Consequências da ocupação urbana desordenada

Enviada em 07/11/2020

A escola literária “Arcadismo”, do século XVIII, idealizava uma vida bucólica, ou seja, uma vida rural, longe das cidades e exaltando a tranquilidade da natureza. Contudo, ao longo dos anos essa idealização vêm se tornando cada vez mais distante, tendo em vista a urbanização desenfreada que ocorre. Nesse viés, essa elevada urbanização gera não só a marginalização de grande parte da população, mas também a destruição do meio ambiente, trazendo diversas doenças para o povo.

A princípio, cabe ressaltar que, consoante ao geógrafo Milton Santos, o crescimento desordenado das cidades desencadeou inúmeros problemas, sendo um deles a marginalização sofrida por muitos. Dessa forma, pode-se afirmar que a falta de organização dos centros urbanos ocasiona uma exclusão social, cultural e econômica, o que faz com que os cidadãos passem por dificuldades de acesso à educação, saúde, saneamento básico e outros. Logo, com desigualdades tão evidentes, percebe-se que o Estado precisa realizar ações que favoreçam de alguma maneira esses grupos que estão em situações precárias.

Outrossim, se torna claro que com que o inchaço das cidades, o meio ambiente está sendo degradado continuamente, acarretando na destruição de extensos biomas. Paralelamente, com a perca da biodiversidade, vírus e bactérias antes encontrados apenas na natureza, estão migrando para a vida urbana, já que perderam seus espaços naturais. Assim, doenças como a dengue, chagas e febre amarela estão se tornando comuns, mesmo que sejam extremamente prejudiciais para a vida, pois causam até mesmo a morte.

Portanto, urge que medidas sejam tomadas. Diante disso, faz-se imprescindível que o Estado, por meio de verbas da contribuição pública, possibilite maior acessibilidade da população aos seus direitos. Para isso, devem ser feitas pesquisas sobre centros urbanos que sofrem com a falta de saneamento ou sistemas educacionais falhos, com o intuito de fazer maiores investimentos nessas regiões, criando projetos que possam elevar a condição de vida desses moradores, como construções de escolas, UBSs e moradias com água encanada. Ademais, o Ministério do Meio Ambiente deve elaborar programas de preservação ambiental, reservando áreas que possam ser tocadas pela população, porém de forma cautelosa, para que não surjam novos empecilhos.

▬▬▬▬▬▬▬▬▬▬

_EXERCÍCIO:_
Reescreva o trecho do texto sobre ocupação urbana desordenada que vai de "Consequências da ocupação" até "para o povo.", trocando "urbanização" por "expansão urbana".

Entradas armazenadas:

▬▬▬▬▬▬▬▬▬▬

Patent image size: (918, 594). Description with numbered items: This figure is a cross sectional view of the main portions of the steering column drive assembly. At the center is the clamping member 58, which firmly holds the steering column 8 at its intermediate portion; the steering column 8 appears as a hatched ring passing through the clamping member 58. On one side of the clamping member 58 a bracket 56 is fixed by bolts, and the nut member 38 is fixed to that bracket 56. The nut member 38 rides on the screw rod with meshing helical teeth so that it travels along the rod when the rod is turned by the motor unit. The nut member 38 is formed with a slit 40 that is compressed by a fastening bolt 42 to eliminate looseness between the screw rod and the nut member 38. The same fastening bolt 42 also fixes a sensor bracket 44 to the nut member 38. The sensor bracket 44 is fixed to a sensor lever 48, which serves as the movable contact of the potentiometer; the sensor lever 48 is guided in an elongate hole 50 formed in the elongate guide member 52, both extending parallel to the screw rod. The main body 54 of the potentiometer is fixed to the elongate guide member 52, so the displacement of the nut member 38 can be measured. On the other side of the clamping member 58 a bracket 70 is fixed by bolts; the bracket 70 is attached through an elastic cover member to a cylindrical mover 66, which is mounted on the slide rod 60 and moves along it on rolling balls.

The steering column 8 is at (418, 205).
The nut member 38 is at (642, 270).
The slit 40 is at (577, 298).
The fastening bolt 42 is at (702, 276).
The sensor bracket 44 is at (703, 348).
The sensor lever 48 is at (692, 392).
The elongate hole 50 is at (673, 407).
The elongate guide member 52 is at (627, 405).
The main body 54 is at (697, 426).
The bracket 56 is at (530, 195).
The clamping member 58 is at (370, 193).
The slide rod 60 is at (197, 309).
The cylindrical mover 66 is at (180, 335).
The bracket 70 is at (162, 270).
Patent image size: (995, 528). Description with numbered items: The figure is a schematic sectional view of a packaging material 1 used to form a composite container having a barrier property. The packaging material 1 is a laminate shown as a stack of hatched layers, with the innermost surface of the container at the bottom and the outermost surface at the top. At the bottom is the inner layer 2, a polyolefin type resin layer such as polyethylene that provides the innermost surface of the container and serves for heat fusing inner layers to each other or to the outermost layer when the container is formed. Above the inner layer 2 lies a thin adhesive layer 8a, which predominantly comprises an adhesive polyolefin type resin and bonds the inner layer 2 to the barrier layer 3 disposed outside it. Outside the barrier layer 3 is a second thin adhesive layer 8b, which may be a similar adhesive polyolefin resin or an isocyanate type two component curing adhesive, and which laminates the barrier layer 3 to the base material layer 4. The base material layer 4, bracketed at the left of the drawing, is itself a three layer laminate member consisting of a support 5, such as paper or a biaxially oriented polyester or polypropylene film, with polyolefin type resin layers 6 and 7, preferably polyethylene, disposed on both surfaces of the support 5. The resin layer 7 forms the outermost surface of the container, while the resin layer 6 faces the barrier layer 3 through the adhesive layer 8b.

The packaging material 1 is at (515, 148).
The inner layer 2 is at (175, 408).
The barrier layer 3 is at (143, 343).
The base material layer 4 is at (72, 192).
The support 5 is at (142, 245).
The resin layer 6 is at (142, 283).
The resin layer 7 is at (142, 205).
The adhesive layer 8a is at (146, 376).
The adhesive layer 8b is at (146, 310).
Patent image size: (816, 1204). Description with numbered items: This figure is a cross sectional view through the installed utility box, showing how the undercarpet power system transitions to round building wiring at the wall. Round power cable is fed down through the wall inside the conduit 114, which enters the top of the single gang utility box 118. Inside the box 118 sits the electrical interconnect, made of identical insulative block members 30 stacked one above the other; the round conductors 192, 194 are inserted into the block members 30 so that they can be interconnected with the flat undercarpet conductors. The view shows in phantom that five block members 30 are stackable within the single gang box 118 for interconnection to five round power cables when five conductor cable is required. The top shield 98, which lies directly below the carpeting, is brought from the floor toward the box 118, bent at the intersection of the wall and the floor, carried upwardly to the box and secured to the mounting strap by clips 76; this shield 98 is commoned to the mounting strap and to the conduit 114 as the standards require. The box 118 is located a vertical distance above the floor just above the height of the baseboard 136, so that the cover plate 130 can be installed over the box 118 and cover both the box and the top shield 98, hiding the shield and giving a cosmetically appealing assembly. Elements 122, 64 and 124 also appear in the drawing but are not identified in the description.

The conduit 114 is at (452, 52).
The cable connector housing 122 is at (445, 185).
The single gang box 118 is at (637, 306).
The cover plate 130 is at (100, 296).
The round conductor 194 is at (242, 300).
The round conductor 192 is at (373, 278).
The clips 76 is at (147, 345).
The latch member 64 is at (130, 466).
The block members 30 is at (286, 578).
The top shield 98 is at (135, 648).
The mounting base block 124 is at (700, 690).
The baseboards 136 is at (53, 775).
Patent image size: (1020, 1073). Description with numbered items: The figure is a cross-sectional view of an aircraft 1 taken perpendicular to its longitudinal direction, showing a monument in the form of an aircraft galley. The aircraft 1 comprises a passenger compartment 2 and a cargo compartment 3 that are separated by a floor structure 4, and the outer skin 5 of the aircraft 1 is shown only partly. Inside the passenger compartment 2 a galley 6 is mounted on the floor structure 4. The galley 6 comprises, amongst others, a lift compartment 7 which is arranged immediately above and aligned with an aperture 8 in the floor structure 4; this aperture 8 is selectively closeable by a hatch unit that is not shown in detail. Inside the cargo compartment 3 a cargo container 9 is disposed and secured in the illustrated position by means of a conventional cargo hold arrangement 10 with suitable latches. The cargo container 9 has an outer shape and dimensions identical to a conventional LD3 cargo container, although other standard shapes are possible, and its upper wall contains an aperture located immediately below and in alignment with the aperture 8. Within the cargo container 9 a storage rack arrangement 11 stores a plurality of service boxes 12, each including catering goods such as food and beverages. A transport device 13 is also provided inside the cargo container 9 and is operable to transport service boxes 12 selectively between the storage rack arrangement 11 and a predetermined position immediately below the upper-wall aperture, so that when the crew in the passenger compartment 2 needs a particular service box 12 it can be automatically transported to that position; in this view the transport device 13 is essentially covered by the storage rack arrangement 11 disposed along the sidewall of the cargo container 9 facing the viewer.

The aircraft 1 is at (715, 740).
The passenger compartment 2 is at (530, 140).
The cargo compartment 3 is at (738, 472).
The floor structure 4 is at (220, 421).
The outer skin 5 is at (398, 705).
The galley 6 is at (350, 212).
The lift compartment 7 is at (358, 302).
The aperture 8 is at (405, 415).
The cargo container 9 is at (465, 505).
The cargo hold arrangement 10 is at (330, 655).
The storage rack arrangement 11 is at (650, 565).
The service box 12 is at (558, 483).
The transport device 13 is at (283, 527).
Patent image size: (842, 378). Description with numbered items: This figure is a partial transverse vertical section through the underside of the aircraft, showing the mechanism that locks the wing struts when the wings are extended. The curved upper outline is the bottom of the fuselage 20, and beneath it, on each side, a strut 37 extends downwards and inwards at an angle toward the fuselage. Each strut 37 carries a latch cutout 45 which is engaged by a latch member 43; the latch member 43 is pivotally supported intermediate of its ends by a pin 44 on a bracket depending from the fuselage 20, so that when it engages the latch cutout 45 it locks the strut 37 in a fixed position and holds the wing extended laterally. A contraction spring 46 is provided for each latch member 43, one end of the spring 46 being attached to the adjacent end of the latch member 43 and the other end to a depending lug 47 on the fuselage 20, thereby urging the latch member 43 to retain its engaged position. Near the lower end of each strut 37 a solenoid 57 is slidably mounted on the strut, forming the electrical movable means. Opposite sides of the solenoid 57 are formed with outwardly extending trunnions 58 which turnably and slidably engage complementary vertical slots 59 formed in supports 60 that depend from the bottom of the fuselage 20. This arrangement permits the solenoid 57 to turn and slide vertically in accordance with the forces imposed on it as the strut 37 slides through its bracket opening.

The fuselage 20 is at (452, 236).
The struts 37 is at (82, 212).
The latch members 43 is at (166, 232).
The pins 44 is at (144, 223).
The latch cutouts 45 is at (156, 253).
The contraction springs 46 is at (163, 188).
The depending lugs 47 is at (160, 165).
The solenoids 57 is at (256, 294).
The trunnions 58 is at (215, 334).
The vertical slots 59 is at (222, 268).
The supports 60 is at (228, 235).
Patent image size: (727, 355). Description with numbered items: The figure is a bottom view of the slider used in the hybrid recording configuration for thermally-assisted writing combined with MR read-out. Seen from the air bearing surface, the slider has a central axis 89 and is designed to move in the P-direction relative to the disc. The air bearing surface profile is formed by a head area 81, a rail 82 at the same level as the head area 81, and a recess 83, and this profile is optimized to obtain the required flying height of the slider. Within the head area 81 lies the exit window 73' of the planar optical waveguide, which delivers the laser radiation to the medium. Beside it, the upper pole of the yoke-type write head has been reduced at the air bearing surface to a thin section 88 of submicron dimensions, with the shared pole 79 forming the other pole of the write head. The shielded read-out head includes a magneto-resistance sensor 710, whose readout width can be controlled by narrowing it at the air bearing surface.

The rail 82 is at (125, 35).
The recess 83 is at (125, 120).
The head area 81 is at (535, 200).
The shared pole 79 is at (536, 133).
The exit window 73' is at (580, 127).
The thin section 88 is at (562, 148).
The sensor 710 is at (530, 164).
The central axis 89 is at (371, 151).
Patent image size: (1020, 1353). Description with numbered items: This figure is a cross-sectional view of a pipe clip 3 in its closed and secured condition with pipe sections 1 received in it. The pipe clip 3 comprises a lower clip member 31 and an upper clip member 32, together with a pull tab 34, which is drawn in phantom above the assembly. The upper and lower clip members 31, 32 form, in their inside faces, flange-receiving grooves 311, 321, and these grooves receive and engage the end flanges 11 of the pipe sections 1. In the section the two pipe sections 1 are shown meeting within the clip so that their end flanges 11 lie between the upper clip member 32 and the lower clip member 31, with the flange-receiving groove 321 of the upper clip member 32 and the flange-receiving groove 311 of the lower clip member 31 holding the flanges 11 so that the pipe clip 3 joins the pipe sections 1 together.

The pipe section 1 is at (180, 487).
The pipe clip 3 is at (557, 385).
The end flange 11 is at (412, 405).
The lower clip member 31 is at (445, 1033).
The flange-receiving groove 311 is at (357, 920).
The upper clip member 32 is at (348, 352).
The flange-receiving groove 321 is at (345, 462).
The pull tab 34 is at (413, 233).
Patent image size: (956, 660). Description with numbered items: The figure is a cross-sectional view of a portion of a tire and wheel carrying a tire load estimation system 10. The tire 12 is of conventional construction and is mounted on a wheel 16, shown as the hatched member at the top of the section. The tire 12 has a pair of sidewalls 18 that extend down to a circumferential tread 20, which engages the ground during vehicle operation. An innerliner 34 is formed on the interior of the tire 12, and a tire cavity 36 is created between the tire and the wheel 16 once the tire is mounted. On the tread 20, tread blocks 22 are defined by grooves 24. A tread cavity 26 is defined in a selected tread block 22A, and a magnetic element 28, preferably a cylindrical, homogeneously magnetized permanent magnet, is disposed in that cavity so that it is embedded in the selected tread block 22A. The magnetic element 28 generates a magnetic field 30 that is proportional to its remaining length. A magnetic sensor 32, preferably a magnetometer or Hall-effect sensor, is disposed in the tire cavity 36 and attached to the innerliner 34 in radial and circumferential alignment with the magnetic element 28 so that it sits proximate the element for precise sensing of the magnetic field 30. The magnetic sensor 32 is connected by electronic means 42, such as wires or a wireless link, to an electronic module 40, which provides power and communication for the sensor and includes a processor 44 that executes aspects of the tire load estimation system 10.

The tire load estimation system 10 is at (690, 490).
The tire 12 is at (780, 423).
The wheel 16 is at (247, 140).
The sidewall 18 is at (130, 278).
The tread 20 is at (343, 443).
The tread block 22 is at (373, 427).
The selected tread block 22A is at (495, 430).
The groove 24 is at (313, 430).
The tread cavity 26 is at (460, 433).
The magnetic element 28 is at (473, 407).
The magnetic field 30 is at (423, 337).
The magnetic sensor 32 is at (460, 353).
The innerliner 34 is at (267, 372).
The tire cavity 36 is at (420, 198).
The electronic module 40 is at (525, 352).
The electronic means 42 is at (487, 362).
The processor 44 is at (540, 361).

▬▬▬▬▬▬▬▬▬▬

_RESPOSTA ABAIXO:_
Consequências da ocupação urbana desordenada

Enviada em 07/11/2020

A escola literária “Arcadismo”, do século XVIII, idealizava uma vida bucólica, ou seja, uma vida rural, longe das cidades e exaltando a tranquilidade da natureza. Contudo, ao longo dos anos essa idealização vêm se tornando cada vez mais distante, tendo em vista a expansão urbana desenfreada que ocorre. Nesse viés, essa elevada expansão urbana gera não só a marginalização de grande parte da população, mas também a destruição do meio ambiente, trazendo diversas doenças para o povo.